Records from a data source:

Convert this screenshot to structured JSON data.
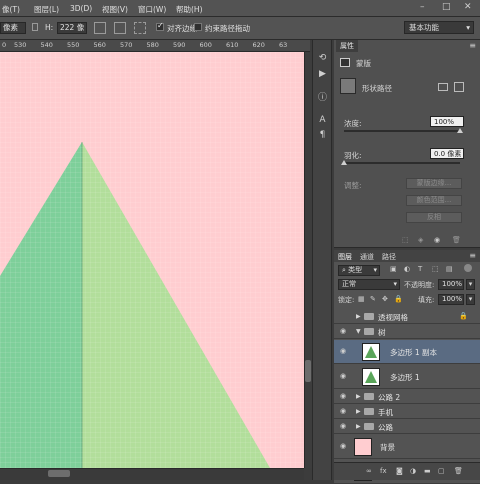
{
  "menubar": {
    "items": [
      {
        "label": "像(T)"
      },
      {
        "label": "图层(L)"
      },
      {
        "label": "3D(D)"
      },
      {
        "label": "视图(V)"
      },
      {
        "label": "窗口(W)"
      },
      {
        "label": "帮助(H)"
      }
    ],
    "window_controls": [
      "–",
      "□",
      "✕"
    ]
  },
  "options": {
    "w_value": "像素",
    "h_label": "H:",
    "h_value": "222 像",
    "align_edges_label": "对齐边缘",
    "align_edges_checked": true,
    "constrain_label": "约束路径拖动",
    "constrain_checked": false,
    "workspace": "基本功能"
  },
  "ruler": {
    "ticks": [
      "0",
      "530",
      "540",
      "550",
      "560",
      "570",
      "580",
      "590",
      "600",
      "610",
      "620",
      "63"
    ]
  },
  "canvas": {
    "background_color": "#ffcdd0",
    "triangle_left_color": "#7ecf9a",
    "triangle_right_color": "#b2de9b"
  },
  "properties": {
    "tab": "属性",
    "mask_label": "蒙版",
    "shape_label": "形状路径",
    "density_label": "浓度:",
    "density_value": "100%",
    "feather_label": "羽化:",
    "feather_value": "0.0 像素",
    "adjust_label": "调整:",
    "mask_edge_button": "蒙版边缘...",
    "color_range_button": "颜色范围...",
    "invert_button": "反相"
  },
  "layers": {
    "tabs": [
      "图层",
      "通道",
      "路径"
    ],
    "filter_kind": "类型",
    "blend_mode": "正常",
    "opacity_label": "不透明度:",
    "opacity_value": "100%",
    "lock_label": "锁定:",
    "fill_label": "填充:",
    "fill_value": "100%",
    "items": [
      {
        "name": "透视网格",
        "visible": false,
        "kind": "group",
        "locked": true
      },
      {
        "name": "树",
        "visible": true,
        "kind": "group-open"
      },
      {
        "name": "多边形 1 副本",
        "visible": true,
        "kind": "shape",
        "selected": true
      },
      {
        "name": "多边形 1",
        "visible": true,
        "kind": "shape"
      },
      {
        "name": "公路 2",
        "visible": true,
        "kind": "group"
      },
      {
        "name": "手机",
        "visible": true,
        "kind": "group"
      },
      {
        "name": "公路",
        "visible": true,
        "kind": "group"
      },
      {
        "name": "背景",
        "visible": true,
        "kind": "fill",
        "thumb_color": "#ffcdd0"
      },
      {
        "name": "背景",
        "visible": true,
        "kind": "background",
        "thumb_color": "#ffffff",
        "locked": true
      }
    ]
  }
}
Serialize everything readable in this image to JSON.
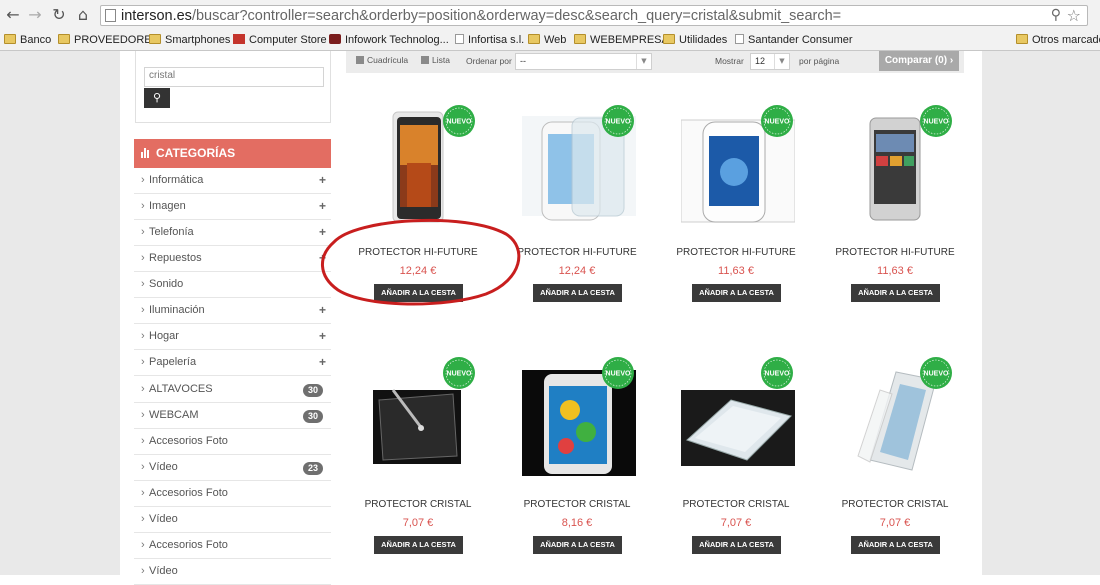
{
  "browser": {
    "url_domain": "interson.es",
    "url_path": "/buscar?controller=search&orderby=position&orderway=desc&search_query=cristal&submit_search=",
    "bookmarks": [
      {
        "label": "Banco",
        "icon": "folder-icon"
      },
      {
        "label": "PROVEEDORES",
        "icon": "folder-icon"
      },
      {
        "label": "Smartphones",
        "icon": "folder-icon"
      },
      {
        "label": "Computer Store",
        "icon": "computer-store-icon"
      },
      {
        "label": "Infowork Technolog...",
        "icon": "infowork-icon"
      },
      {
        "label": "Infortisa s.l.",
        "icon": "page-icon"
      },
      {
        "label": "Web",
        "icon": "folder-icon"
      },
      {
        "label": "WEBEMPRESA",
        "icon": "folder-icon"
      },
      {
        "label": "Utilidades",
        "icon": "folder-icon"
      },
      {
        "label": "Santander Consumer",
        "icon": "page-icon"
      }
    ],
    "other_bookmarks": "Otros marcador"
  },
  "search": {
    "value": "cristal"
  },
  "categories": {
    "title": "CATEGORÍAS",
    "items": [
      {
        "label": "Informática",
        "plus": "+"
      },
      {
        "label": "Imagen",
        "plus": "+"
      },
      {
        "label": "Telefonía",
        "plus": "+"
      },
      {
        "label": "Repuestos",
        "plus": "+"
      },
      {
        "label": "Sonido"
      },
      {
        "label": "Iluminación",
        "plus": "+"
      },
      {
        "label": "Hogar",
        "plus": "+"
      },
      {
        "label": "Papelería",
        "plus": "+"
      },
      {
        "label": "ALTAVOCES",
        "count": "30"
      },
      {
        "label": "WEBCAM",
        "count": "30"
      },
      {
        "label": "Accesorios Foto"
      },
      {
        "label": "Vídeo",
        "count": "23"
      },
      {
        "label": "Accesorios Foto"
      },
      {
        "label": "Vídeo"
      },
      {
        "label": "Accesorios Foto"
      },
      {
        "label": "Vídeo"
      }
    ]
  },
  "toolbar": {
    "view_grid": "Cuadrícula",
    "view_list": "Lista",
    "sort_label": "Ordenar por",
    "sort_value": "--",
    "show_label": "Mostrar",
    "show_value": "12",
    "per_page": "por página",
    "compare": "Comparar (0)",
    "compare_arrow": "›"
  },
  "products": [
    {
      "name": "PROTECTOR HI-FUTURE",
      "price": "12,24 €",
      "badge": "NUEVO",
      "cart": "AÑADIR A LA CESTA"
    },
    {
      "name": "PROTECTOR HI-FUTURE",
      "price": "12,24 €",
      "badge": "NUEVO",
      "cart": "AÑADIR A LA CESTA"
    },
    {
      "name": "PROTECTOR HI-FUTURE",
      "price": "11,63 €",
      "badge": "NUEVO",
      "cart": "AÑADIR A LA CESTA"
    },
    {
      "name": "PROTECTOR HI-FUTURE",
      "price": "11,63 €",
      "badge": "NUEVO",
      "cart": "AÑADIR A LA CESTA"
    },
    {
      "name": "PROTECTOR CRISTAL",
      "price": "7,07 €",
      "badge": "NUEVO",
      "cart": "AÑADIR A LA CESTA"
    },
    {
      "name": "PROTECTOR CRISTAL",
      "price": "8,16 €",
      "badge": "NUEVO",
      "cart": "AÑADIR A LA CESTA"
    },
    {
      "name": "PROTECTOR CRISTAL",
      "price": "7,07 €",
      "badge": "NUEVO",
      "cart": "AÑADIR A LA CESTA"
    },
    {
      "name": "PROTECTOR CRISTAL",
      "price": "7,07 €",
      "badge": "NUEVO",
      "cart": "AÑADIR A LA CESTA"
    }
  ],
  "colors": {
    "category_header": "#e36d62",
    "badge_green": "#2fae46",
    "price_red": "#d9534f",
    "annotation_red": "#c81e1e",
    "compare_button": "#a9a9a9"
  }
}
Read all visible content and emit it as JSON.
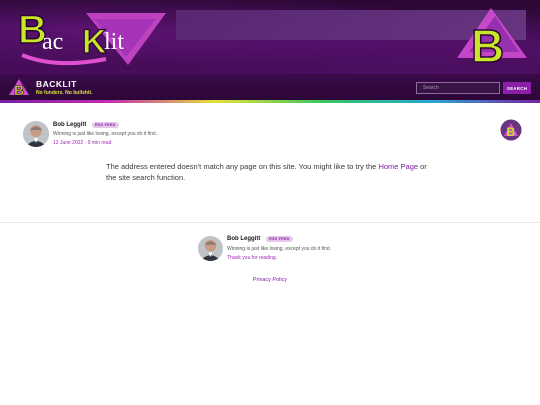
{
  "site": {
    "logo_letters": [
      "B",
      "ac",
      "K",
      "lit"
    ],
    "title": "BACKLIT",
    "tagline": "No funders. No bullshit.",
    "monogram": "B"
  },
  "search": {
    "placeholder": "Search",
    "button_label": "SEARCH"
  },
  "author": {
    "name": "Bob Leggitt",
    "badge": "RSS FEED",
    "bio": "Winning is just like losing, except you do it first.",
    "meta": "12 June 2022 · 9 min read"
  },
  "message": {
    "before_link": "The address entered doesn't match any page on this site. You might like to try the ",
    "link_label": "Home Page",
    "after_link": " or the site search function."
  },
  "footer": {
    "name": "Bob Leggitt",
    "badge": "RSS FEED",
    "bio": "Winning is just like losing, except you do it first.",
    "thanks": "Thank you for reading.",
    "privacy_label": "Privacy Policy"
  },
  "colors": {
    "accent": "#7a1fa8",
    "banner": "#3b0a4a",
    "tagline": "#d9e640",
    "lime": "#c9e62a",
    "pink": "#e04fd0"
  }
}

### WHAT YOU SHOULD DO
Write out the full listing verbatim, excluding its pictures.

### WRITTEN ANSWER
Convert this screenshot to structured JSON data.
{
  "menubar": {
    "items": [
      {
        "label": "像(T)"
      },
      {
        "label": "图层(L)"
      },
      {
        "label": "3D(D)"
      },
      {
        "label": "视图(V)"
      },
      {
        "label": "窗口(W)"
      },
      {
        "label": "帮助(H)"
      }
    ],
    "window_controls": [
      "–",
      "□",
      "✕"
    ]
  },
  "options": {
    "w_value": "像素",
    "h_label": "H:",
    "h_value": "222 像",
    "align_edges_label": "对齐边缘",
    "align_edges_checked": true,
    "constrain_label": "约束路径拖动",
    "constrain_checked": false,
    "workspace": "基本功能"
  },
  "ruler": {
    "ticks": [
      "0",
      "530",
      "540",
      "550",
      "560",
      "570",
      "580",
      "590",
      "600",
      "610",
      "620",
      "63"
    ]
  },
  "canvas": {
    "background_color": "#ffcdd0",
    "triangle_left_color": "#7ecf9a",
    "triangle_right_color": "#b2de9b"
  },
  "properties": {
    "tab": "属性",
    "mask_label": "蒙版",
    "shape_label": "形状路径",
    "density_label": "浓度:",
    "density_value": "100%",
    "feather_label": "羽化:",
    "feather_value": "0.0 像素",
    "adjust_label": "调整:",
    "mask_edge_button": "蒙版边缘...",
    "color_range_button": "颜色范围...",
    "invert_button": "反相"
  },
  "layers": {
    "tabs": [
      "图层",
      "通道",
      "路径"
    ],
    "filter_kind": "类型",
    "blend_mode": "正常",
    "opacity_label": "不透明度:",
    "opacity_value": "100%",
    "lock_label": "锁定:",
    "fill_label": "填充:",
    "fill_value": "100%",
    "items": [
      {
        "name": "透视网格",
        "visible": false,
        "kind": "group",
        "locked": true
      },
      {
        "name": "树",
        "visible": true,
        "kind": "group-open"
      },
      {
        "name": "多边形 1 副本",
        "visible": true,
        "kind": "shape",
        "selected": true
      },
      {
        "name": "多边形 1",
        "visible": true,
        "kind": "shape"
      },
      {
        "name": "公路 2",
        "visible": true,
        "kind": "group"
      },
      {
        "name": "手机",
        "visible": true,
        "kind": "group"
      },
      {
        "name": "公路",
        "visible": true,
        "kind": "group"
      },
      {
        "name": "背景",
        "visible": true,
        "kind": "fill",
        "thumb_color": "#ffcdd0"
      },
      {
        "name": "背景",
        "visible": true,
        "kind": "background",
        "thumb_color": "#ffffff",
        "locked": true
      }
    ]
  }
}
Serialize everything readable in this image to JSON.
{
  "browser": {
    "url_domain": "interson.es",
    "url_path": "/buscar?controller=search&orderby=position&orderway=desc&search_query=cristal&submit_search=",
    "bookmarks": [
      {
        "label": "Banco",
        "icon": "folder-icon"
      },
      {
        "label": "PROVEEDORES",
        "icon": "folder-icon"
      },
      {
        "label": "Smartphones",
        "icon": "folder-icon"
      },
      {
        "label": "Computer Store",
        "icon": "computer-store-icon"
      },
      {
        "label": "Infowork Technolog...",
        "icon": "infowork-icon"
      },
      {
        "label": "Infortisa s.l.",
        "icon": "page-icon"
      },
      {
        "label": "Web",
        "icon": "folder-icon"
      },
      {
        "label": "WEBEMPRESA",
        "icon": "folder-icon"
      },
      {
        "label": "Utilidades",
        "icon": "folder-icon"
      },
      {
        "label": "Santander Consumer",
        "icon": "page-icon"
      }
    ],
    "other_bookmarks": "Otros marcador"
  },
  "search": {
    "value": "cristal"
  },
  "categories": {
    "title": "CATEGORÍAS",
    "items": [
      {
        "label": "Informática",
        "plus": "+"
      },
      {
        "label": "Imagen",
        "plus": "+"
      },
      {
        "label": "Telefonía",
        "plus": "+"
      },
      {
        "label": "Repuestos",
        "plus": "+"
      },
      {
        "label": "Sonido"
      },
      {
        "label": "Iluminación",
        "plus": "+"
      },
      {
        "label": "Hogar",
        "plus": "+"
      },
      {
        "label": "Papelería",
        "plus": "+"
      },
      {
        "label": "ALTAVOCES",
        "count": "30"
      },
      {
        "label": "WEBCAM",
        "count": "30"
      },
      {
        "label": "Accesorios Foto"
      },
      {
        "label": "Vídeo",
        "count": "23"
      },
      {
        "label": "Accesorios Foto"
      },
      {
        "label": "Vídeo"
      },
      {
        "label": "Accesorios Foto"
      },
      {
        "label": "Vídeo"
      }
    ]
  },
  "toolbar": {
    "view_grid": "Cuadrícula",
    "view_list": "Lista",
    "sort_label": "Ordenar por",
    "sort_value": "--",
    "show_label": "Mostrar",
    "show_value": "12",
    "per_page": "por página",
    "compare": "Comparar (0)",
    "compare_arrow": "›"
  },
  "products": [
    {
      "name": "PROTECTOR HI-FUTURE",
      "price": "12,24 €",
      "badge": "NUEVO",
      "cart": "AÑADIR A LA CESTA"
    },
    {
      "name": "PROTECTOR HI-FUTURE",
      "price": "12,24 €",
      "badge": "NUEVO",
      "cart": "AÑADIR A LA CESTA"
    },
    {
      "name": "PROTECTOR HI-FUTURE",
      "price": "11,63 €",
      "badge": "NUEVO",
      "cart": "AÑADIR A LA CESTA"
    },
    {
      "name": "PROTECTOR HI-FUTURE",
      "price": "11,63 €",
      "badge": "NUEVO",
      "cart": "AÑADIR A LA CESTA"
    },
    {
      "name": "PROTECTOR CRISTAL",
      "price": "7,07 €",
      "badge": "NUEVO",
      "cart": "AÑADIR A LA CESTA"
    },
    {
      "name": "PROTECTOR CRISTAL",
      "price": "8,16 €",
      "badge": "NUEVO",
      "cart": "AÑADIR A LA CESTA"
    },
    {
      "name": "PROTECTOR CRISTAL",
      "price": "7,07 €",
      "badge": "NUEVO",
      "cart": "AÑADIR A LA CESTA"
    },
    {
      "name": "PROTECTOR CRISTAL",
      "price": "7,07 €",
      "badge": "NUEVO",
      "cart": "AÑADIR A LA CESTA"
    }
  ],
  "colors": {
    "category_header": "#e36d62",
    "badge_green": "#2fae46",
    "price_red": "#d9534f",
    "annotation_red": "#c81e1e",
    "compare_button": "#a9a9a9"
  }
}
Read all visible content and emit it as JSON.
{
  "site": {
    "logo_letters": [
      "B",
      "ac",
      "K",
      "lit"
    ],
    "title": "BACKLIT",
    "tagline": "No funders. No bullshit.",
    "monogram": "B"
  },
  "search": {
    "placeholder": "Search",
    "button_label": "SEARCH"
  },
  "author": {
    "name": "Bob Leggitt",
    "badge": "RSS FEED",
    "bio": "Winning is just like losing, except you do it first.",
    "meta": "12 June 2022 · 9 min read"
  },
  "message": {
    "before_link": "The address entered doesn't match any page on this site. You might like to try the ",
    "link_label": "Home Page",
    "after_link": " or the site search function."
  },
  "footer": {
    "name": "Bob Leggitt",
    "badge": "RSS FEED",
    "bio": "Winning is just like losing, except you do it first.",
    "thanks": "Thank you for reading.",
    "privacy_label": "Privacy Policy"
  },
  "colors": {
    "accent": "#7a1fa8",
    "banner": "#3b0a4a",
    "tagline": "#d9e640",
    "lime": "#c9e62a",
    "pink": "#e04fd0"
  }
}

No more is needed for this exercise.